_WORK TO DO_
Answer with a single number: the count of lines that hold "remote".

_RECORDED INFORMATION_
★ ★ ★ ★

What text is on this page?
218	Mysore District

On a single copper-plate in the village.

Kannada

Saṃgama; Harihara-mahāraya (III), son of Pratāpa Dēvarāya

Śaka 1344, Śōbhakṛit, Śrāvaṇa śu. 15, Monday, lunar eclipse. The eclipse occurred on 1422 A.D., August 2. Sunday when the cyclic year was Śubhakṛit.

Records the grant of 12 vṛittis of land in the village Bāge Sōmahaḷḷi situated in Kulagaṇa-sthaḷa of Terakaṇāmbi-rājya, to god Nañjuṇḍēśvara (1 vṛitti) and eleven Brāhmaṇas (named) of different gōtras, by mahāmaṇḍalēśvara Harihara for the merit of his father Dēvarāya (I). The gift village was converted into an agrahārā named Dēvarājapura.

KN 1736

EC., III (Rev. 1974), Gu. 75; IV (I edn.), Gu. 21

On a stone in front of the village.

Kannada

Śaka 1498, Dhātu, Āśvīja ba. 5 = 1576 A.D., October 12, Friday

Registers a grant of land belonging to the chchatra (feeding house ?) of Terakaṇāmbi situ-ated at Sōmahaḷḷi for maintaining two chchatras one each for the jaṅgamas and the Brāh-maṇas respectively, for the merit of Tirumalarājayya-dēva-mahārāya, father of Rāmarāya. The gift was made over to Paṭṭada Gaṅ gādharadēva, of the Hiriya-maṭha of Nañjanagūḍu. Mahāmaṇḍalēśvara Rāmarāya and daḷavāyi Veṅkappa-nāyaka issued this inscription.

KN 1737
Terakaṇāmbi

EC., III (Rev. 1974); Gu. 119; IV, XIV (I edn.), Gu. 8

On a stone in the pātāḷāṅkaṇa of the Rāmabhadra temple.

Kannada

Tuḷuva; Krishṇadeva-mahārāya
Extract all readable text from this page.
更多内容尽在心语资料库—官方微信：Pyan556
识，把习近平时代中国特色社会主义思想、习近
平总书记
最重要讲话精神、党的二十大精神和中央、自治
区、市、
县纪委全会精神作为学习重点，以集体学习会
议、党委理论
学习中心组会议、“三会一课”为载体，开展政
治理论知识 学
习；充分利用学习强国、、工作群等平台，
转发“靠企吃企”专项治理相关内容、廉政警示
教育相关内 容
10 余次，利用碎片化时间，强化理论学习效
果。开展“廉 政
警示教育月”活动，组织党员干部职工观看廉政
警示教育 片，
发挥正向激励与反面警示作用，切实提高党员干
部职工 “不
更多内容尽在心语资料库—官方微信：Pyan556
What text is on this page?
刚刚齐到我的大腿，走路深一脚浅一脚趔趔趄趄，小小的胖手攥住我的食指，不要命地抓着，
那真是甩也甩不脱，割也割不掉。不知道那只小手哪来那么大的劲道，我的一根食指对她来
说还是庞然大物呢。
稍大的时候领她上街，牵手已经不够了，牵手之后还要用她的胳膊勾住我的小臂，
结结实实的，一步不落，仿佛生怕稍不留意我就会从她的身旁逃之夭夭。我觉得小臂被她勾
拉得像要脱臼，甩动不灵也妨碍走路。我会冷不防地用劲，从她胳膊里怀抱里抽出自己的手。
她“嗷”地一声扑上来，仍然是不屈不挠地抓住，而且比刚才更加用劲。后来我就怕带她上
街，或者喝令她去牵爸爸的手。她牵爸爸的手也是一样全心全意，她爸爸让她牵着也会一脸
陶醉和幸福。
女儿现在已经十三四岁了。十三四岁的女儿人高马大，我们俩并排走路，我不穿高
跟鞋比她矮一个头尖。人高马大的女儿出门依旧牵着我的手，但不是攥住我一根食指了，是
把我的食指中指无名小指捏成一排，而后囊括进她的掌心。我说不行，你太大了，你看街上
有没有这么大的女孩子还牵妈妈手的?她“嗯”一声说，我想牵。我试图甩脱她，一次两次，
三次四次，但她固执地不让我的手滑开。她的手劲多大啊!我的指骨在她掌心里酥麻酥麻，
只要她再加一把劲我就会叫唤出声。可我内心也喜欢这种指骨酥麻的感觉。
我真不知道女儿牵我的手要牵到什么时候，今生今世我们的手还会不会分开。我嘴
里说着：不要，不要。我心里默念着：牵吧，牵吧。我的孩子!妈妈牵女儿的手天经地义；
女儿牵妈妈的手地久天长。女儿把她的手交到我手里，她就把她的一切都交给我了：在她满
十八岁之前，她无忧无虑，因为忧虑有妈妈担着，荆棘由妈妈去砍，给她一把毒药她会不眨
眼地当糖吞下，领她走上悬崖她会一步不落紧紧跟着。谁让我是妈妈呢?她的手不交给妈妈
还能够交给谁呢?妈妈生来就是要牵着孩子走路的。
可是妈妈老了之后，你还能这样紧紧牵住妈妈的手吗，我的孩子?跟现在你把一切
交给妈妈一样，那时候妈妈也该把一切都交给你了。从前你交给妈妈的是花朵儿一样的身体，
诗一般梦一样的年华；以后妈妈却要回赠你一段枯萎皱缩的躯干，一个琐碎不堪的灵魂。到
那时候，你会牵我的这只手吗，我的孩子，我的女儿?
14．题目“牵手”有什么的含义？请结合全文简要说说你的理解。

★ ★ ★ ★

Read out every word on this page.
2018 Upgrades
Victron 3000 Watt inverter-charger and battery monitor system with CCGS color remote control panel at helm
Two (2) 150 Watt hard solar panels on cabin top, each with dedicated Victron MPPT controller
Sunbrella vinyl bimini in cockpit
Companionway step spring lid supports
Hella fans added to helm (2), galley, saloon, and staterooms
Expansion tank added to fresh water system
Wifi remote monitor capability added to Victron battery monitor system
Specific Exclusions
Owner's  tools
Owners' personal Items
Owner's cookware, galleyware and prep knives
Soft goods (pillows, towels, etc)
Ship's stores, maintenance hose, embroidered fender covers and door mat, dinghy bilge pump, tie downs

★ ★ ★ ★

_EXERCISE SOLUTION_
2